**Stated problem:**
Find the lines below that contain the word "split" and count them. Only the number should be given.

**Data items:**
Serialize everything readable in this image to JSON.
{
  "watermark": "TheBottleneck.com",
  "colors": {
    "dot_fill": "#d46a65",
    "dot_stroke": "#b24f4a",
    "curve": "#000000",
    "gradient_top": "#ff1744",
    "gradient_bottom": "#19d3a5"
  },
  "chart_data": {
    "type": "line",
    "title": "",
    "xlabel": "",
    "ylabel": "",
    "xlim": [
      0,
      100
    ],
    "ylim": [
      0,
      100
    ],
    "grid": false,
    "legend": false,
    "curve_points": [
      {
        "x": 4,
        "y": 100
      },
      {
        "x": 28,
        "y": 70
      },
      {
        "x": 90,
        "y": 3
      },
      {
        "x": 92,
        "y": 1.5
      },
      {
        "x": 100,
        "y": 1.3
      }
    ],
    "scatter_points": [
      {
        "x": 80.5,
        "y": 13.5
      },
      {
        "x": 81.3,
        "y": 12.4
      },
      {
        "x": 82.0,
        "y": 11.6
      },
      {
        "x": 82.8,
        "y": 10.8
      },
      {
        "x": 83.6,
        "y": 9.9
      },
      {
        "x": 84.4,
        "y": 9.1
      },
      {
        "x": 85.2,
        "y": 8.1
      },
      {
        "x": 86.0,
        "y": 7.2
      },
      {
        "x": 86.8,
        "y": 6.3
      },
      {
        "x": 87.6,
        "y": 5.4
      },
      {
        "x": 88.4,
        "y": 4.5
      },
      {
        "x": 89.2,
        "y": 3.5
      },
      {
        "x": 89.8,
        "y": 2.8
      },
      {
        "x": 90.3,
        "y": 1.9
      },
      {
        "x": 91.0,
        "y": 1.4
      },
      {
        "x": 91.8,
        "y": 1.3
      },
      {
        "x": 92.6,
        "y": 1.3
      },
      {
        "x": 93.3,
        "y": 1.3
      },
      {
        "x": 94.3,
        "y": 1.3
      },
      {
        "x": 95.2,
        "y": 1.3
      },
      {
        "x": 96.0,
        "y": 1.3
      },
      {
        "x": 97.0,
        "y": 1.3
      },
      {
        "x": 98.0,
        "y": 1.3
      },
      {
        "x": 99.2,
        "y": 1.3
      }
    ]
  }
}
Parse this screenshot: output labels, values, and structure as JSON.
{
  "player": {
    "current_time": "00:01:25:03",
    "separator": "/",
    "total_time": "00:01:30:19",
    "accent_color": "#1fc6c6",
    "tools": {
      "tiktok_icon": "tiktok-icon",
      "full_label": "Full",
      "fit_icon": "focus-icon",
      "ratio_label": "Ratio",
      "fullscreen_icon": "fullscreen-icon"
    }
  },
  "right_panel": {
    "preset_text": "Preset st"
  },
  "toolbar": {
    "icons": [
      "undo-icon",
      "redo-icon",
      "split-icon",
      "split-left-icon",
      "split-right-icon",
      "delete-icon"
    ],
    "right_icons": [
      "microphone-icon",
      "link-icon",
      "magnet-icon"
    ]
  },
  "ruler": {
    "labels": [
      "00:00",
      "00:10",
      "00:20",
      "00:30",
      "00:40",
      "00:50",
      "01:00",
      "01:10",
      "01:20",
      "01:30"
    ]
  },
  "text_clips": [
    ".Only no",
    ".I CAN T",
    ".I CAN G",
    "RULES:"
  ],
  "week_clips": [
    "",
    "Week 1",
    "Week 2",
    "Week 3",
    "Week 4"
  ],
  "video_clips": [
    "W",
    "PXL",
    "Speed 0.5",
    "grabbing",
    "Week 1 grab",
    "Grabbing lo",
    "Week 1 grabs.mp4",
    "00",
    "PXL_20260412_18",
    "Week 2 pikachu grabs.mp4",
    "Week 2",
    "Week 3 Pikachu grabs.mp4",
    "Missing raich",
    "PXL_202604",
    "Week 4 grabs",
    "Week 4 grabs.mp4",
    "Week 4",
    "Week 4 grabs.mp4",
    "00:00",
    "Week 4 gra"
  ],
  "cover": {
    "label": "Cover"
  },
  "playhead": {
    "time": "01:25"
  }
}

**Exercise response:**
3